What the task requires: Search the entries for the word "Chromatin" and return every line where it is found.

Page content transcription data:
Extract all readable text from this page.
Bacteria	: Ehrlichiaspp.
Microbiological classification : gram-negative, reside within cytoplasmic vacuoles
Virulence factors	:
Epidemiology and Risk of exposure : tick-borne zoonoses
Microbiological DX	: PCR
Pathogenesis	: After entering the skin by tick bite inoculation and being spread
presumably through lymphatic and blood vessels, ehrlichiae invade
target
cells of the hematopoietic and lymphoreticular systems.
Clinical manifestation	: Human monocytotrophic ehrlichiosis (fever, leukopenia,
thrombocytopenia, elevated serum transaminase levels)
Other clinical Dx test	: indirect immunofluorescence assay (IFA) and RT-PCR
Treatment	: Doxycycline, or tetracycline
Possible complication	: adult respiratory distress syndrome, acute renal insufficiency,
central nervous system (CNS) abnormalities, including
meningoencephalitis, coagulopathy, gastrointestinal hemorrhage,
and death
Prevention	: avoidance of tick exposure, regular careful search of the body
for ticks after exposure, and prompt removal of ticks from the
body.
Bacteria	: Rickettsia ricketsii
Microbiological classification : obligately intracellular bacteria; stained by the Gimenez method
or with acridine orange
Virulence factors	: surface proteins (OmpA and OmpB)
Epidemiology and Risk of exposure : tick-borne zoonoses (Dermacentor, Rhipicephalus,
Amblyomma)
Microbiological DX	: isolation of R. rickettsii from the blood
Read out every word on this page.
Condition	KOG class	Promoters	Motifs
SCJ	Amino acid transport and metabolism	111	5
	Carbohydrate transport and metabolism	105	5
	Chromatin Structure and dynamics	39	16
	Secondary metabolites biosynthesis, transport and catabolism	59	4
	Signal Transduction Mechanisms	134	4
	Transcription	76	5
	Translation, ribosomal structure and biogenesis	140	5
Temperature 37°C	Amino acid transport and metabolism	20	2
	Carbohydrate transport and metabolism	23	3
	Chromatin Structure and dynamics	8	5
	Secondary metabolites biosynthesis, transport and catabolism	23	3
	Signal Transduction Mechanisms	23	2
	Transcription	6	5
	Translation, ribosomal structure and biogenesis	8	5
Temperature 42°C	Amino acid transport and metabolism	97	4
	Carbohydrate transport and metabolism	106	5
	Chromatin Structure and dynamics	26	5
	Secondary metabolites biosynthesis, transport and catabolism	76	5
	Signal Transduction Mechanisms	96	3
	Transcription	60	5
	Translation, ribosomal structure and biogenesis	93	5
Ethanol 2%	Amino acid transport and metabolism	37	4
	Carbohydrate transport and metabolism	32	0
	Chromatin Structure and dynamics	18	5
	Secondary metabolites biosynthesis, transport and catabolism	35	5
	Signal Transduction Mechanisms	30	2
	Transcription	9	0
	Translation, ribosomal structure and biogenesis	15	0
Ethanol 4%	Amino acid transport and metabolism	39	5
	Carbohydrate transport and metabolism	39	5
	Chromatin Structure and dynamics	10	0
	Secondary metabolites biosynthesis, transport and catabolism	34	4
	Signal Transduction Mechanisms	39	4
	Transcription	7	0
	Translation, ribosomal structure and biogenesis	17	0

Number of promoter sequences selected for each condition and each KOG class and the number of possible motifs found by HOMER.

Answer box:
	Chromatin Structure and dynamics	39	16
	Chromatin Structure and dynamics	8	5
	Chromatin Structure and dynamics	26	5
	Chromatin Structure and dynamics	18	5
	Chromatin Structure and dynamics	10	0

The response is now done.